> _Aim_:
Each line below that contains "reverse" counts once; report the total and nothing more.
⁂
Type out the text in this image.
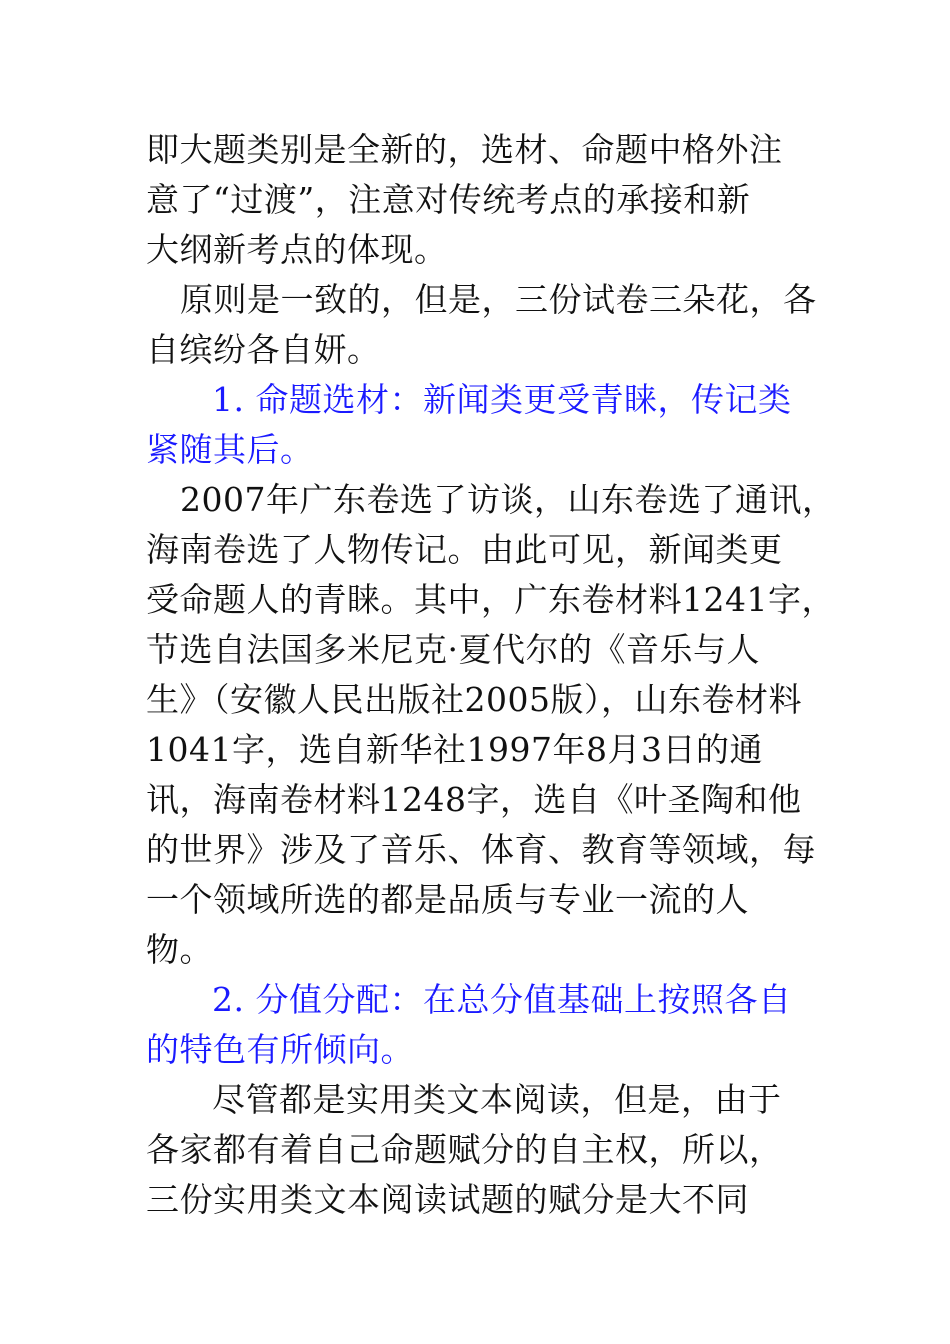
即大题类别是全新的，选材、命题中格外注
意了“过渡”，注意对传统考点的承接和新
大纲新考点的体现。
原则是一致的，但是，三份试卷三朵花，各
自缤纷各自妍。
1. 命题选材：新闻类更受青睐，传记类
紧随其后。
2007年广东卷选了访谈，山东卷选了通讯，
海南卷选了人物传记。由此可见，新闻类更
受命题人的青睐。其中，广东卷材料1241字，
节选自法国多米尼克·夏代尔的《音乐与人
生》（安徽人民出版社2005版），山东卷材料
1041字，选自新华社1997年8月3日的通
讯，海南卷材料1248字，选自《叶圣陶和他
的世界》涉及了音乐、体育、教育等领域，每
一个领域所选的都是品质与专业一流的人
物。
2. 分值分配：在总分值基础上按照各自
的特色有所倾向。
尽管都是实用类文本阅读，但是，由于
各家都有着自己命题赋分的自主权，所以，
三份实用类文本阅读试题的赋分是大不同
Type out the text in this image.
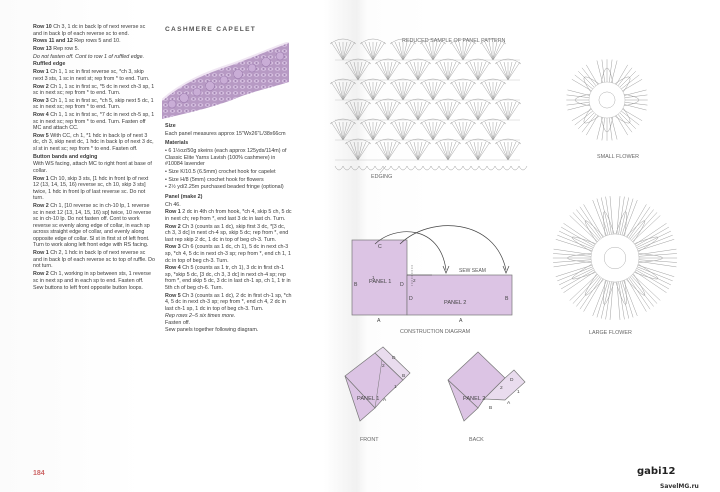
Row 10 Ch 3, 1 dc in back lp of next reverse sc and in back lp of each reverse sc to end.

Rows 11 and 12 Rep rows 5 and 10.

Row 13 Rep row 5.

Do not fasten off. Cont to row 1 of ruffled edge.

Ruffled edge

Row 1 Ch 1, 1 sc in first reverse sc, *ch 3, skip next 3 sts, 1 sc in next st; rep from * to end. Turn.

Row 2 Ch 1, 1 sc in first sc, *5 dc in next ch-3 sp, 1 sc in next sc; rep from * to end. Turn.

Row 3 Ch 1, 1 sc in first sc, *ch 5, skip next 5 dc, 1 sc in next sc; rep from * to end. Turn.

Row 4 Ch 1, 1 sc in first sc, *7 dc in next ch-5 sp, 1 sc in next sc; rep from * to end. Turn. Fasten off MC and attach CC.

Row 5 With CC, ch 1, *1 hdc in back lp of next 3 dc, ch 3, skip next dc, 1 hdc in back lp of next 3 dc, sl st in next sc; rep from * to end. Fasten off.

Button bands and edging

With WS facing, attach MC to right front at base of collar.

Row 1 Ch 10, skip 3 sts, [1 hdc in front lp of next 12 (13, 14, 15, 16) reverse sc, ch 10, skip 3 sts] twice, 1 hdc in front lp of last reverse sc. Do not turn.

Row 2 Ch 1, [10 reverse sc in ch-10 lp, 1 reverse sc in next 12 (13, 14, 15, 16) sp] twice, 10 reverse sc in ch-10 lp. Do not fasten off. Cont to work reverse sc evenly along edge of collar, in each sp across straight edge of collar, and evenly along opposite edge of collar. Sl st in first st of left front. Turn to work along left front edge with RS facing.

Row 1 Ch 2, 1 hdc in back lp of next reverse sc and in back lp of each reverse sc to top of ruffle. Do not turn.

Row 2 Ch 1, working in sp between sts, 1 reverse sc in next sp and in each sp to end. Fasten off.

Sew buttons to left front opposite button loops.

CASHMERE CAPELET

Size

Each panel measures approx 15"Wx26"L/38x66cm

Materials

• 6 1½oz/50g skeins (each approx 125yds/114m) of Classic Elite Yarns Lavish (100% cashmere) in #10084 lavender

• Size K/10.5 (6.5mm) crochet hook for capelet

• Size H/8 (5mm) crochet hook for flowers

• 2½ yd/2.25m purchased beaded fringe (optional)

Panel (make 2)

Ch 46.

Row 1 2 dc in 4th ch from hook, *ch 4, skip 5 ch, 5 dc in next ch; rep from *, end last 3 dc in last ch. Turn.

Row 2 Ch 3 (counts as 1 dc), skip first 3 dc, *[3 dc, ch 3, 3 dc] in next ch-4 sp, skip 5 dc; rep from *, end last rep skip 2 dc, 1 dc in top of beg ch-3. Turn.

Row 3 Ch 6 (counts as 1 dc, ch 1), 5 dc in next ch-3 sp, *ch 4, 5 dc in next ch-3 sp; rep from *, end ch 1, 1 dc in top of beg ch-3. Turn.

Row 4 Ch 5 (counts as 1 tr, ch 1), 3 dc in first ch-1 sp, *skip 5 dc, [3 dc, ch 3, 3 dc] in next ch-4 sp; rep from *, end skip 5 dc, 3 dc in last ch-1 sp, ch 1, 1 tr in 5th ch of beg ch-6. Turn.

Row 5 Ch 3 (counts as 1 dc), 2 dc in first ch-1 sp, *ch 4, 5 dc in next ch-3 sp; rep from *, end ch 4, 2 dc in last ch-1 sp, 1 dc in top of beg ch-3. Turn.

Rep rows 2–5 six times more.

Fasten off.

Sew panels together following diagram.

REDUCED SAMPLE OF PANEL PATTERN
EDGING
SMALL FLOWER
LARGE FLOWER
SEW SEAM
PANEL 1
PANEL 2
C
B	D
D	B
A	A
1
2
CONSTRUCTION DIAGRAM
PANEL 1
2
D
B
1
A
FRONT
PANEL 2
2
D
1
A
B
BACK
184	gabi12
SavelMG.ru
⁂
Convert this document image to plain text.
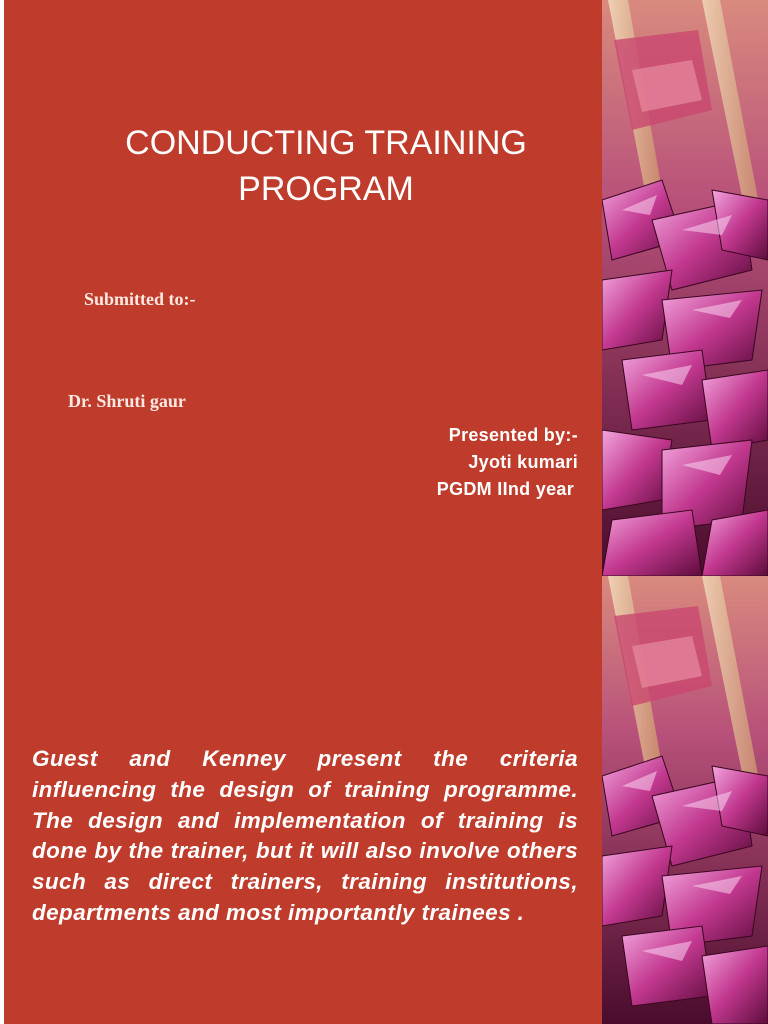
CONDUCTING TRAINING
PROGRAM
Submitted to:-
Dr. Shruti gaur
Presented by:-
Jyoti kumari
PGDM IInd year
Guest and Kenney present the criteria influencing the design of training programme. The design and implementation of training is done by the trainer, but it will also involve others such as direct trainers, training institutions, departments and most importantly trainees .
⁂
> _Answer for the task_:
6